▶ _Your objective_
Search the listing below for the word "name" and copy each line that holds it.

^^^^^^^^^^^^^^^^

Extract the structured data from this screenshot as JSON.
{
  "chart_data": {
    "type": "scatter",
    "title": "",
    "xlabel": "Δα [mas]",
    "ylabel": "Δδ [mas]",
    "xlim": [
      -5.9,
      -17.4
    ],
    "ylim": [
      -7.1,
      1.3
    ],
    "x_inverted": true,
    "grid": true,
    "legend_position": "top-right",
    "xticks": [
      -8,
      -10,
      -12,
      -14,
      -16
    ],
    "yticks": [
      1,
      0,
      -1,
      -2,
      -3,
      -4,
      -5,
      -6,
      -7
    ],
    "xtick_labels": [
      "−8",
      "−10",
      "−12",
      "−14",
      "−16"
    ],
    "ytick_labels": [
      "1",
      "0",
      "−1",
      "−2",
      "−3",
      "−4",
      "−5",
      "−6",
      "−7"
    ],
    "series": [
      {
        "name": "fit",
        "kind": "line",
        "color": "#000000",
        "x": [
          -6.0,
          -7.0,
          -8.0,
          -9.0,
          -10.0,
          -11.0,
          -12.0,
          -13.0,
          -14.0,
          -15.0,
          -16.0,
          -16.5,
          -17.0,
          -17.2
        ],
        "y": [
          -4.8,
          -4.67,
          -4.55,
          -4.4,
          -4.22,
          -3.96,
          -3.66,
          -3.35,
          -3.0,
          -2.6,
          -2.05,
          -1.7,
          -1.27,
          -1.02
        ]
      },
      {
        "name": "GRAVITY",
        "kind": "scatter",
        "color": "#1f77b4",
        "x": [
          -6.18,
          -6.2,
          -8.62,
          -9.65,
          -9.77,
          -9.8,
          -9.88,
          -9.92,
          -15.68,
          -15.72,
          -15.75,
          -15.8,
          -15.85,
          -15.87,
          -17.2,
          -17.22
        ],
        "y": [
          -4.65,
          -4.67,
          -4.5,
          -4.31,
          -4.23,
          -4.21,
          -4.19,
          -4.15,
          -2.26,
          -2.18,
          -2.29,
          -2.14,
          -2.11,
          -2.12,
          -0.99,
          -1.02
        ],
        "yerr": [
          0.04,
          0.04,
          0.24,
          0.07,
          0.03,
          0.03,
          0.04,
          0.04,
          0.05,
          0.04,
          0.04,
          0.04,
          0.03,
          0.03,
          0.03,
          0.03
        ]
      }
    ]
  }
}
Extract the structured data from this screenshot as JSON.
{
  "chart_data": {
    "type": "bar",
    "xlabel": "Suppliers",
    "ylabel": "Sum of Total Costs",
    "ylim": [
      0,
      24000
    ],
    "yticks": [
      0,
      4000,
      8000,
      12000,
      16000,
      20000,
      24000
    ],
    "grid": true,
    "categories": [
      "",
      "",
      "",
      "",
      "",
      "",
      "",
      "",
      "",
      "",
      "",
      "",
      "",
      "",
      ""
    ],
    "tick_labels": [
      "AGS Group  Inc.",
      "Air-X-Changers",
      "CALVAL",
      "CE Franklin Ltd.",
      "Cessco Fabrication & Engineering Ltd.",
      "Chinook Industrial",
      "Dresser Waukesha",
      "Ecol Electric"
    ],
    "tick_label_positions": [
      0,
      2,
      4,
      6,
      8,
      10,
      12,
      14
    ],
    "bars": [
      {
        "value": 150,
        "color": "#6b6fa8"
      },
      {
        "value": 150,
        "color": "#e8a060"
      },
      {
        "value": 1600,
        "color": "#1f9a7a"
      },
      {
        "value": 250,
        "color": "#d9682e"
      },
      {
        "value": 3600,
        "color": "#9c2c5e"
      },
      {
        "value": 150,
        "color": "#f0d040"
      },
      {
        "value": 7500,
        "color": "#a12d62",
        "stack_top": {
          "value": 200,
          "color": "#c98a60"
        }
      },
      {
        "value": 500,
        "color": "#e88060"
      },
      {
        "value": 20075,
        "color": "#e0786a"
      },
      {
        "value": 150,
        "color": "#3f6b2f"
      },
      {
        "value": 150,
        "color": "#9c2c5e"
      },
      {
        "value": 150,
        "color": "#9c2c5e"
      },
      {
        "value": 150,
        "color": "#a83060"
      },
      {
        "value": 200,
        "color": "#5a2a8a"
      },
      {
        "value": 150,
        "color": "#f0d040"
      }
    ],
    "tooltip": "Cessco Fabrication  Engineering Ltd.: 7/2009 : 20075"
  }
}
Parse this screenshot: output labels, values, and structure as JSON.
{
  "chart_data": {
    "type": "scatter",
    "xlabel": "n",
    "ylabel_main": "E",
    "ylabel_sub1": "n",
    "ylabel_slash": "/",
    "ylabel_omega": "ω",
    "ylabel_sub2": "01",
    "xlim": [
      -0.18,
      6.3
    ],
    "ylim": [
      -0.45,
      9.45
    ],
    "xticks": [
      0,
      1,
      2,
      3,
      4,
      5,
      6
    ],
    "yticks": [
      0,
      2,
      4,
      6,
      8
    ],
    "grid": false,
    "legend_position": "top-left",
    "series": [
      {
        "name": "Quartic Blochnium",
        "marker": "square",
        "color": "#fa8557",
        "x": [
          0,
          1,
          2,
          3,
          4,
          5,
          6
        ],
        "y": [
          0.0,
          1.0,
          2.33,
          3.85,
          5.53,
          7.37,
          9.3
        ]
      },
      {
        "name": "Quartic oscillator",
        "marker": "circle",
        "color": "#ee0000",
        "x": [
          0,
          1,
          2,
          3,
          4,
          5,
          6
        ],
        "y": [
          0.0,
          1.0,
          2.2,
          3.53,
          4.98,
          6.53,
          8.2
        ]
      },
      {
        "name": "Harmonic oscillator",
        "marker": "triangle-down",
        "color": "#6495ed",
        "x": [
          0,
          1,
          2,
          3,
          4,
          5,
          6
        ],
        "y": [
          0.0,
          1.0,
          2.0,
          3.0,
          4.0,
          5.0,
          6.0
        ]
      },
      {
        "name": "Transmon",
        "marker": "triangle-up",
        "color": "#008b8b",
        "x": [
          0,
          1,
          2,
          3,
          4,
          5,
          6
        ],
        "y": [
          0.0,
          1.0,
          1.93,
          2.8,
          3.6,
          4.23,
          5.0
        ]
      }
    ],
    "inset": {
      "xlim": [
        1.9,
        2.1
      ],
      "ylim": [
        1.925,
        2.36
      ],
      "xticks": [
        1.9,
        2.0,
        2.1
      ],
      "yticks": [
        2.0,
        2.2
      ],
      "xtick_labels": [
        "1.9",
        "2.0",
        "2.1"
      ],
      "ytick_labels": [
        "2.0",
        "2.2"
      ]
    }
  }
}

^^^^^^^^^^^^^^^^

▶ _Correct result_
        "name": "fit",
        "name": "GRAVITY",
        "name": "Quartic Blochnium",
        "name": "Quartic oscillator",
        "name": "Harmonic oscillator",
        "name": "Transmon",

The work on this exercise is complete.